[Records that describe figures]
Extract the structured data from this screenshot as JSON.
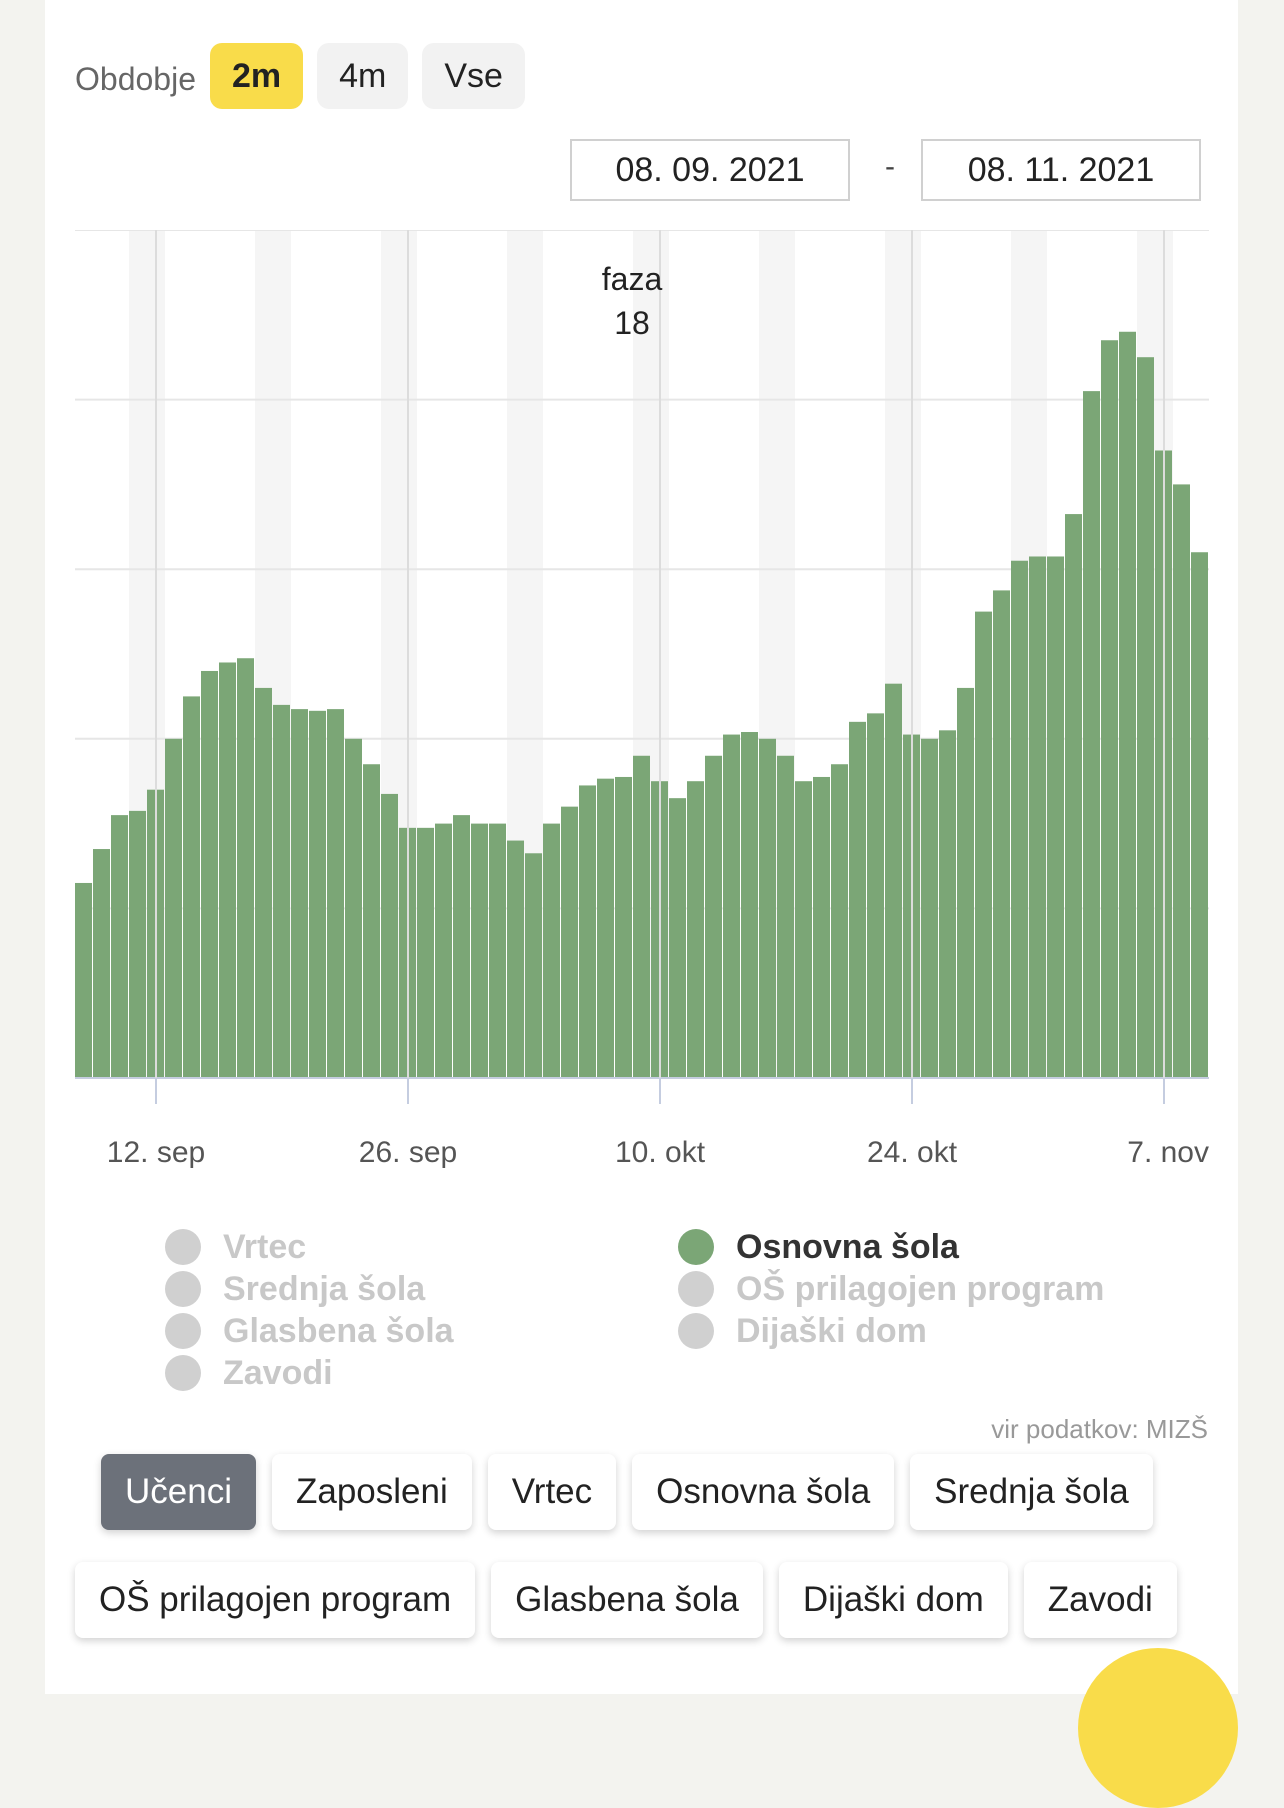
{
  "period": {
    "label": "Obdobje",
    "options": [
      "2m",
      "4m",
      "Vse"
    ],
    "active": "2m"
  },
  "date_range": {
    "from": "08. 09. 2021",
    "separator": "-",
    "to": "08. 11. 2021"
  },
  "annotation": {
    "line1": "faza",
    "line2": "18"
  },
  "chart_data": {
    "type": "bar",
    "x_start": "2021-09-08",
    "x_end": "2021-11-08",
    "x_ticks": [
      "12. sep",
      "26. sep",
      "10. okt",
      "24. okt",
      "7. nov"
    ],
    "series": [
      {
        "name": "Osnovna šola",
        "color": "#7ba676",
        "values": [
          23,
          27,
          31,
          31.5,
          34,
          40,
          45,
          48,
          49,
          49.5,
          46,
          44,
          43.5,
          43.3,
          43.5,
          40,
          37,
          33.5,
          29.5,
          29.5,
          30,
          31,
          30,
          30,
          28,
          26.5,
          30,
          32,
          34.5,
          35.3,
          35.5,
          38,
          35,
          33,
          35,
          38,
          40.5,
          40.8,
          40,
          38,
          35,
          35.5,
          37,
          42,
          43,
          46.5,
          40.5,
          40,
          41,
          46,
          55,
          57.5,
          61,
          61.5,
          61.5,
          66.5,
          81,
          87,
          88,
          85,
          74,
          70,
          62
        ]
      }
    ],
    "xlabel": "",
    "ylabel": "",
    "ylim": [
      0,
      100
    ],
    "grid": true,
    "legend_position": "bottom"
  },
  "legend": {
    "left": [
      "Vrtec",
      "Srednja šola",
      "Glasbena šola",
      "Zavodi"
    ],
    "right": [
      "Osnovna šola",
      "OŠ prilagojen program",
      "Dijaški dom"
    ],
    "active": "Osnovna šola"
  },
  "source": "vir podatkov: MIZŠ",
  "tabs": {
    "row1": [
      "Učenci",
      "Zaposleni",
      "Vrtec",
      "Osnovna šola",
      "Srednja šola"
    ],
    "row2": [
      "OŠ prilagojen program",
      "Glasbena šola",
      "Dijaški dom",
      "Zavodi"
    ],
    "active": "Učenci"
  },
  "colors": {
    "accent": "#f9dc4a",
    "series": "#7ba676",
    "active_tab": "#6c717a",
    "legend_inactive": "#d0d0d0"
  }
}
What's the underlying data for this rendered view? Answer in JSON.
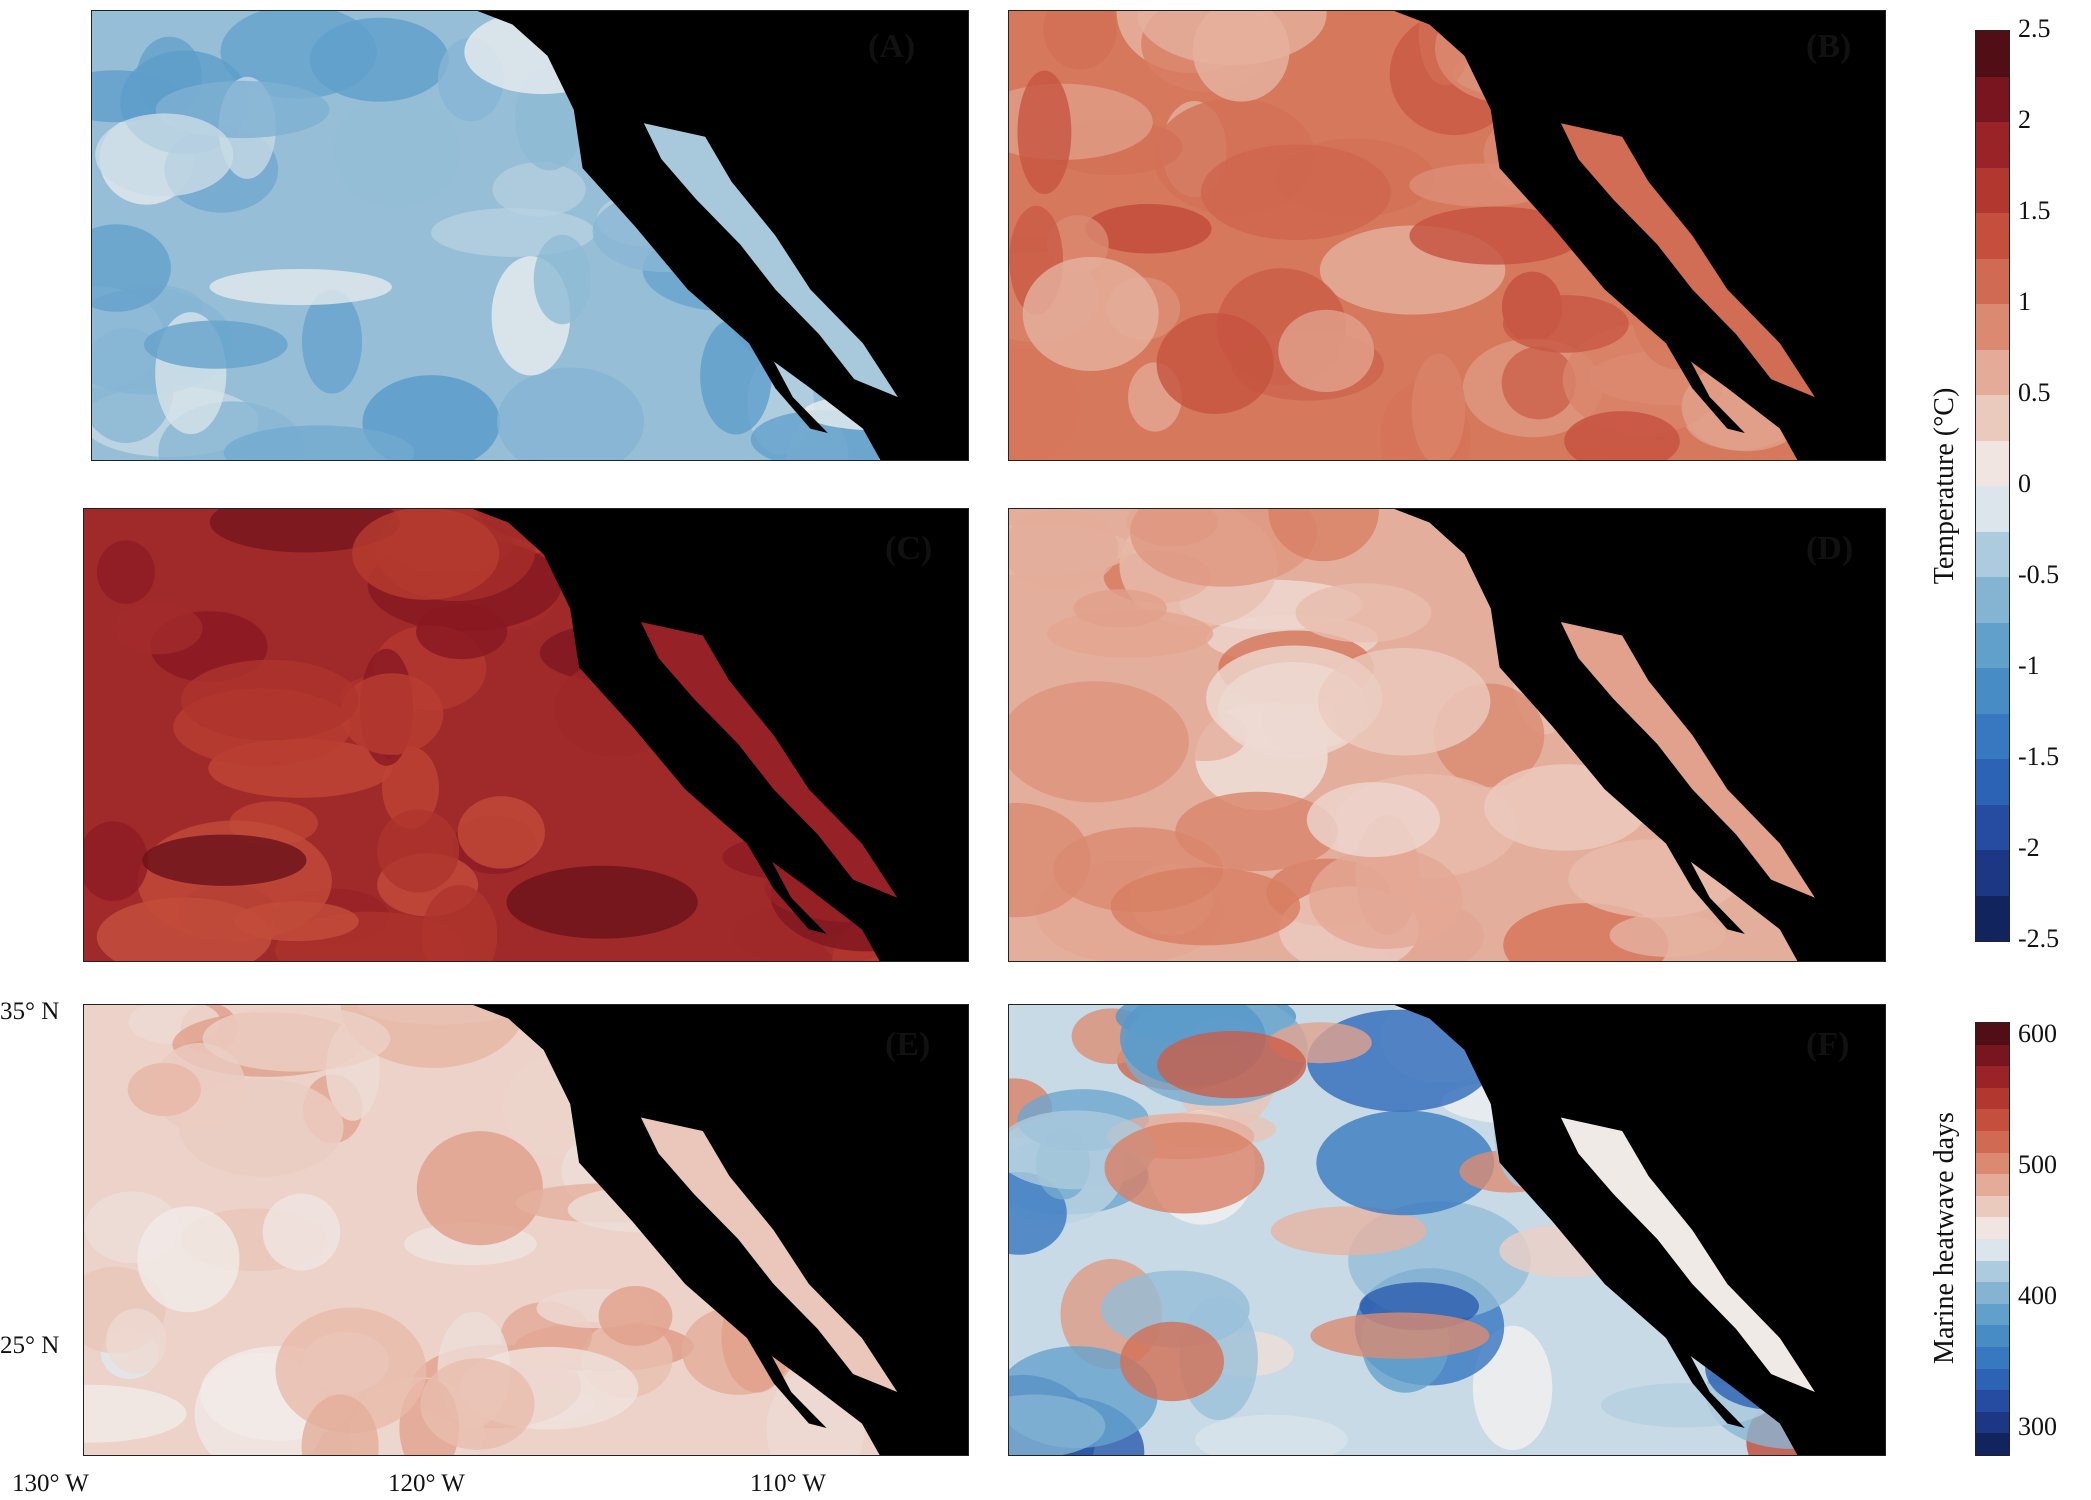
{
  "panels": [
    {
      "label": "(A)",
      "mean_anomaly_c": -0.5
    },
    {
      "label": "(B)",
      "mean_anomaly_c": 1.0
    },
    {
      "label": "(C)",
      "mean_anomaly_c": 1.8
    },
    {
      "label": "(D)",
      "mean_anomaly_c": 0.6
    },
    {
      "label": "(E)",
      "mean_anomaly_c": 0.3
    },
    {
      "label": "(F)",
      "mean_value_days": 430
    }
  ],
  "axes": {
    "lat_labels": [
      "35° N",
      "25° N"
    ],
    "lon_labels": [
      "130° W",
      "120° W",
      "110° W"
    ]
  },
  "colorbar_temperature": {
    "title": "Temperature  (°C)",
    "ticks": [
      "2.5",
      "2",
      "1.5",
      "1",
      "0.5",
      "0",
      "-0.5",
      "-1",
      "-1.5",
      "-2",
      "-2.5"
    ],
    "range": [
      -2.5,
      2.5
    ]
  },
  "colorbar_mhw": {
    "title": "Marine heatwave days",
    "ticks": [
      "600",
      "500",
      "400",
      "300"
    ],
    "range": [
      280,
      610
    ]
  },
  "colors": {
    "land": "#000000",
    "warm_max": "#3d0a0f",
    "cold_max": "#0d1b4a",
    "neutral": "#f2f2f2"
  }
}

● Exercise task
Everything from the line containing "What's the underlying" to the last line of the listing above must be reproduced exactly, with no pictures included.

● Answer for this exercise
What's the underlying data for this rendered view? Answer in JSON.
{
  "panels": [
    {
      "label": "(A)",
      "mean_anomaly_c": -0.5
    },
    {
      "label": "(B)",
      "mean_anomaly_c": 1.0
    },
    {
      "label": "(C)",
      "mean_anomaly_c": 1.8
    },
    {
      "label": "(D)",
      "mean_anomaly_c": 0.6
    },
    {
      "label": "(E)",
      "mean_anomaly_c": 0.3
    },
    {
      "label": "(F)",
      "mean_value_days": 430
    }
  ],
  "axes": {
    "lat_labels": [
      "35° N",
      "25° N"
    ],
    "lon_labels": [
      "130° W",
      "120° W",
      "110° W"
    ]
  },
  "colorbar_temperature": {
    "title": "Temperature  (°C)",
    "ticks": [
      "2.5",
      "2",
      "1.5",
      "1",
      "0.5",
      "0",
      "-0.5",
      "-1",
      "-1.5",
      "-2",
      "-2.5"
    ],
    "range": [
      -2.5,
      2.5
    ]
  },
  "colorbar_mhw": {
    "title": "Marine heatwave days",
    "ticks": [
      "600",
      "500",
      "400",
      "300"
    ],
    "range": [
      280,
      610
    ]
  },
  "colors": {
    "land": "#000000",
    "warm_max": "#3d0a0f",
    "cold_max": "#0d1b4a",
    "neutral": "#f2f2f2"
  }
}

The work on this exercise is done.